Stated goal -
What lines of the data include the string "Assets"? Copy them all.

··········

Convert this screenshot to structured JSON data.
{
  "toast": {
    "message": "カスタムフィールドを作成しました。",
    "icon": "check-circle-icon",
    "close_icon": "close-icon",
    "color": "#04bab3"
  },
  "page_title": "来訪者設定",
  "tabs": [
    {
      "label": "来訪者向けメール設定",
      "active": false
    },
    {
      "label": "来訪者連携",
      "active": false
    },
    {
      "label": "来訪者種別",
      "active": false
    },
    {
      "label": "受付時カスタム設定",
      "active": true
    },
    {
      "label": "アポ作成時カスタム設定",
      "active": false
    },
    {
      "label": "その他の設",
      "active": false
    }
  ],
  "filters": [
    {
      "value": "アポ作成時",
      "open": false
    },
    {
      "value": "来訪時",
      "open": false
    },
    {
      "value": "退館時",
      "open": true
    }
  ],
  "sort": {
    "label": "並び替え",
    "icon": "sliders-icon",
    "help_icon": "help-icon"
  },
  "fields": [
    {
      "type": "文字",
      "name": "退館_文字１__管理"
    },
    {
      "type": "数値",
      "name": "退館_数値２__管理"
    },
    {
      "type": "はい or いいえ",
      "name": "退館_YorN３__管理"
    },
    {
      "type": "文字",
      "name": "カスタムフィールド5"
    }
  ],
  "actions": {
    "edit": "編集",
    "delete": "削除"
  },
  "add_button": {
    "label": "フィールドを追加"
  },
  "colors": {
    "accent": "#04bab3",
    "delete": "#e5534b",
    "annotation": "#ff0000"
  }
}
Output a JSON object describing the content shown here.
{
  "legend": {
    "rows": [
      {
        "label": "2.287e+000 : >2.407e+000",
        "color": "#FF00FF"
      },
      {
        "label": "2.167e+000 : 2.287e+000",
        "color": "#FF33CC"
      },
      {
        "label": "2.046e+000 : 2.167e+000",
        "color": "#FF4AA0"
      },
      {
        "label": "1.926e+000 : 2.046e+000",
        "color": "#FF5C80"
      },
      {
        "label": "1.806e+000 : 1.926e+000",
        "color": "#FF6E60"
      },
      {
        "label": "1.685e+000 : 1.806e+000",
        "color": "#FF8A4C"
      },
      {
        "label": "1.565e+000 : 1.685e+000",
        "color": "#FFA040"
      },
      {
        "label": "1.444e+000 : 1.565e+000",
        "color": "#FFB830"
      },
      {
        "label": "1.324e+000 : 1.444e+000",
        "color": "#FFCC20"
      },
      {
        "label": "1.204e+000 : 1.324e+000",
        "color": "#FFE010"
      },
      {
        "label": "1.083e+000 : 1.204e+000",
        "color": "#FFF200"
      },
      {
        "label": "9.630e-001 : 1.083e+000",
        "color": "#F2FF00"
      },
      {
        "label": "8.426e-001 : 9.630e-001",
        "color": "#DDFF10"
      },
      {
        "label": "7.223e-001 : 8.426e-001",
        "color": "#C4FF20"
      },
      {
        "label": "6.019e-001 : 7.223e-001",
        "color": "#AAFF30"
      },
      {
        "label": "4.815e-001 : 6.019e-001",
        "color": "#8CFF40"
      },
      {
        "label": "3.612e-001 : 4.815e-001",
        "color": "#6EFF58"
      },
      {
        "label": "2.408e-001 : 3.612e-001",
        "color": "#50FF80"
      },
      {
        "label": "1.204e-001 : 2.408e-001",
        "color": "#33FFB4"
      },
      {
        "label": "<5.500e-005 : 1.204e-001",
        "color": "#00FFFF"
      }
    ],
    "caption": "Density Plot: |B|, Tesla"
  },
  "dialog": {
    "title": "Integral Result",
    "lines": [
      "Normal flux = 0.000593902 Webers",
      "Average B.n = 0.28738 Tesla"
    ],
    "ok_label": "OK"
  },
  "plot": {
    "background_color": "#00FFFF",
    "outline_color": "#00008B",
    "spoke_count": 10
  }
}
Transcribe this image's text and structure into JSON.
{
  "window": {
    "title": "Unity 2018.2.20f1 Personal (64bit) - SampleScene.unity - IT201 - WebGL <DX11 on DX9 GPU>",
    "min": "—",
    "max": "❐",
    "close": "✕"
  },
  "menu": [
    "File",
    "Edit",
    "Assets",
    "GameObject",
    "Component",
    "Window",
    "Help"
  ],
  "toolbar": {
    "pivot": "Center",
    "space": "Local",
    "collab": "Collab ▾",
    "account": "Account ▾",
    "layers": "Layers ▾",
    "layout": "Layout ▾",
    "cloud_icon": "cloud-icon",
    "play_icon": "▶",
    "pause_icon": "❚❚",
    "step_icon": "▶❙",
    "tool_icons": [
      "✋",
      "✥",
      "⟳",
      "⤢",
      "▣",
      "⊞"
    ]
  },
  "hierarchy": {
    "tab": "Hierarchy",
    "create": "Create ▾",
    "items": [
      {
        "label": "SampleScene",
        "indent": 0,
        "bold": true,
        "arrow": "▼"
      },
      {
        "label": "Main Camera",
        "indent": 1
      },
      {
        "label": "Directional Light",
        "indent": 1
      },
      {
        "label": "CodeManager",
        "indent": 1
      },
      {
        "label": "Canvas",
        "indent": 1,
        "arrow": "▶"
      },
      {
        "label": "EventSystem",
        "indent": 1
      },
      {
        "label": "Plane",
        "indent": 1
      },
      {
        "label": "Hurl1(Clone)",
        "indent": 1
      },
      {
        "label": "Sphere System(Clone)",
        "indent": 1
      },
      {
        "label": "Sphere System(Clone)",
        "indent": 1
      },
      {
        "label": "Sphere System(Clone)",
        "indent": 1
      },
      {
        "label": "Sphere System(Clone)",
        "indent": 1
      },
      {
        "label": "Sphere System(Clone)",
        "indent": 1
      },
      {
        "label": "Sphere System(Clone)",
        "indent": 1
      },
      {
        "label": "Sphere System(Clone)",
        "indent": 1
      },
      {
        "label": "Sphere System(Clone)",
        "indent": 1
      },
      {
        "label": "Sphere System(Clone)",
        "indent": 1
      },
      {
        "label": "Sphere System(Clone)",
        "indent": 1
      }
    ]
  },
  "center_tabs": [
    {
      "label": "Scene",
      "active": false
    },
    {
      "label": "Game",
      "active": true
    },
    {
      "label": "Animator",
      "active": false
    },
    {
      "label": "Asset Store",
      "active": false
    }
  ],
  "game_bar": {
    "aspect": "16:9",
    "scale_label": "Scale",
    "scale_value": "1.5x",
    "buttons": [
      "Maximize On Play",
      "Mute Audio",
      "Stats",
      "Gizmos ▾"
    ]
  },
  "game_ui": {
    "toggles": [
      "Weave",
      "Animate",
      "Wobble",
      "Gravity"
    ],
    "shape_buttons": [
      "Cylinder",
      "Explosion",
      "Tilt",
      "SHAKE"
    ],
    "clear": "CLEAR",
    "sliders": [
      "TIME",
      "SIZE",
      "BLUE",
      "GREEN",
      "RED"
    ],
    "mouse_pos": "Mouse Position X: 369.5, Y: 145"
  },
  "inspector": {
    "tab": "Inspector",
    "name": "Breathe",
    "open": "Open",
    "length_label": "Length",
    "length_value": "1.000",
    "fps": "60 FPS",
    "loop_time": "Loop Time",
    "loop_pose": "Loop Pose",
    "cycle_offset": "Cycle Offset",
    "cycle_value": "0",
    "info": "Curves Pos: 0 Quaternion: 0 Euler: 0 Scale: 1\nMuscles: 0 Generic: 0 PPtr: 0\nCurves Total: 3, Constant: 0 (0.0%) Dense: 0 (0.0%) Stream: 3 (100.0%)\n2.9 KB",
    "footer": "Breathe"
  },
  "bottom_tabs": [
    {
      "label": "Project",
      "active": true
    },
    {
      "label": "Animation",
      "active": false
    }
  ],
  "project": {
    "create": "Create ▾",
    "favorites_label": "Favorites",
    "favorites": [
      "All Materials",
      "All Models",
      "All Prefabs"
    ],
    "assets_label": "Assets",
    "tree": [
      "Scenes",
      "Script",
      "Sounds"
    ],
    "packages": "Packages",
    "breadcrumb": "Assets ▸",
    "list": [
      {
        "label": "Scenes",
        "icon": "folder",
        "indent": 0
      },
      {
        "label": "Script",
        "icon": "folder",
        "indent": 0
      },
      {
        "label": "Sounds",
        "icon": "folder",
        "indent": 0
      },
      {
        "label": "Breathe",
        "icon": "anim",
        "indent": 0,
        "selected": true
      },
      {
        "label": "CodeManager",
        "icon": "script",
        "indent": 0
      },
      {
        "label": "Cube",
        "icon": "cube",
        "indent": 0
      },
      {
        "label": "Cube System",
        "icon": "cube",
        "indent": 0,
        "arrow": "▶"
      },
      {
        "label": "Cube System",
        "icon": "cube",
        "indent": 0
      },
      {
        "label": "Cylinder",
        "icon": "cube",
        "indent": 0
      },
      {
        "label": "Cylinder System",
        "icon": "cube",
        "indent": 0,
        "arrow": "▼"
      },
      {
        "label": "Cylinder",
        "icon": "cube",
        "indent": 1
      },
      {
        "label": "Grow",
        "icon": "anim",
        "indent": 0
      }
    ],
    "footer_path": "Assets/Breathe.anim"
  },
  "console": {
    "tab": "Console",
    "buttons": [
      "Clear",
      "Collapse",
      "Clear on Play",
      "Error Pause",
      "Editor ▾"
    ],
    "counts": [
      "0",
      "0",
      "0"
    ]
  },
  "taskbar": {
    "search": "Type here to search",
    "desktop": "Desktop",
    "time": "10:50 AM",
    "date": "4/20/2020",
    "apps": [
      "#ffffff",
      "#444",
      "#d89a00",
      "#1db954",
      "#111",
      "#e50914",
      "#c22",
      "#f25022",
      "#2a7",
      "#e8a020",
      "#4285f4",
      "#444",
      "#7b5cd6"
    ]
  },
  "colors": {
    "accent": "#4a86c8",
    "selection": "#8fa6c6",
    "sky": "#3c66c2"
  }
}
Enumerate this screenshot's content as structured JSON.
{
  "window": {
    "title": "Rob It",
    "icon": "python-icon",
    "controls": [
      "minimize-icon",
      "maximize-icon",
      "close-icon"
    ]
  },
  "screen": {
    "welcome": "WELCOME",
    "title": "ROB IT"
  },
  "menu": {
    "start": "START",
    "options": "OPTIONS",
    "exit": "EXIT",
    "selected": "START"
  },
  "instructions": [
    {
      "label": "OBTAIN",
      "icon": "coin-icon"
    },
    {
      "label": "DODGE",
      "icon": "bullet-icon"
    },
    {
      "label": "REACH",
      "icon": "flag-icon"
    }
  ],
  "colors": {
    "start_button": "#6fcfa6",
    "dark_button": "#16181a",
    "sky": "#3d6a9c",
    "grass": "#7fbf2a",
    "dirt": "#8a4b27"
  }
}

··········

The solution -
    "Assets",
    "assets_label": "Assets",
    "breadcrumb": "Assets ▸",
    "footer_path": "Assets/Breathe.anim"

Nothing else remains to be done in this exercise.